==== Records for the exercise

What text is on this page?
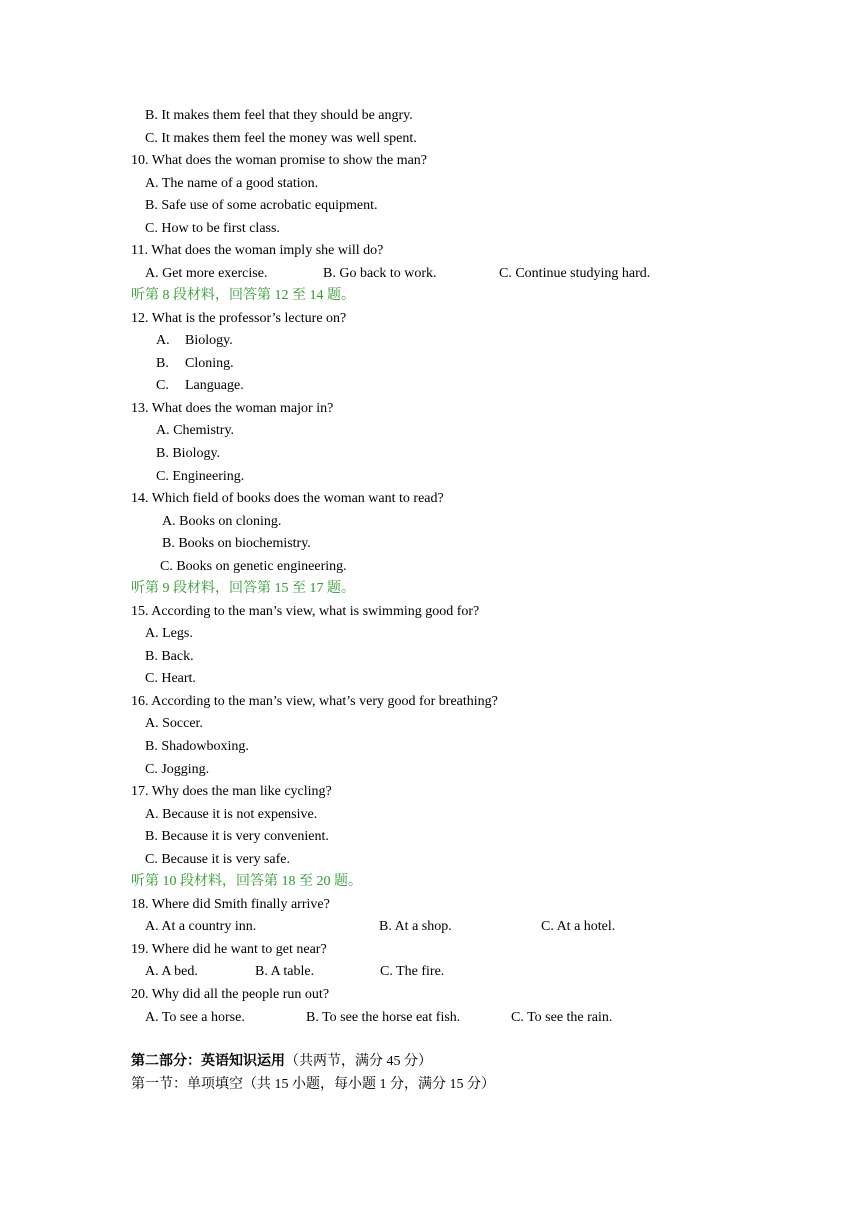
B. It makes them feel that they should be angry.
C. It makes them feel the money was well spent.
10. What does the woman promise to show the man?
A. The name of a good station.
B. Safe use of some acrobatic equipment.
C. How to be first class.
11. What does the woman imply she will do?
A. Get more exercise.	B. Go back to work.	C. Continue studying hard.
听第 8 段材料，回答第 12 至 14 题。
12. What is the professor’s lecture on?
A. Biology.
B. Cloning.
C. Language.
13. What does the woman major in?
A. Chemistry.
B. Biology.
C. Engineering.
14. Which field of books does the woman want to read?
A. Books on cloning.
B. Books on biochemistry.
C. Books on genetic engineering.
听第 9 段材料，回答第 15 至 17 题。
15. According to the man’s view, what is swimming good for?
A. Legs.
B. Back.
C. Heart.
16. According to the man’s view, what’s very good for breathing?
A. Soccer.
B. Shadowboxing.
C. Jogging.
17. Why does the man like cycling?
A. Because it is not expensive.
B. Because it is very convenient.
C. Because it is very safe.
听第 10 段材料，回答第 18 至 20 题。
18. Where did Smith finally arrive?
A. At a country inn.	B. At a shop.	C. At a hotel.
19. Where did he want to get near?
A. A bed.	B. A table.	C. The fire.
20. Why did all the people run out?
A. To see a horse.	B. To see the horse eat fish.	C. To see the rain.
第二部分：英语知识运用（共两节，满分 45 分）
第一节：单项填空（共 15 小题，每小题 1 分，满分 15 分）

========

Go through the listing above and list every line that has the word "feel".

The result —
B. It makes them feel that they should be angry.
C. It makes them feel the money was well spent.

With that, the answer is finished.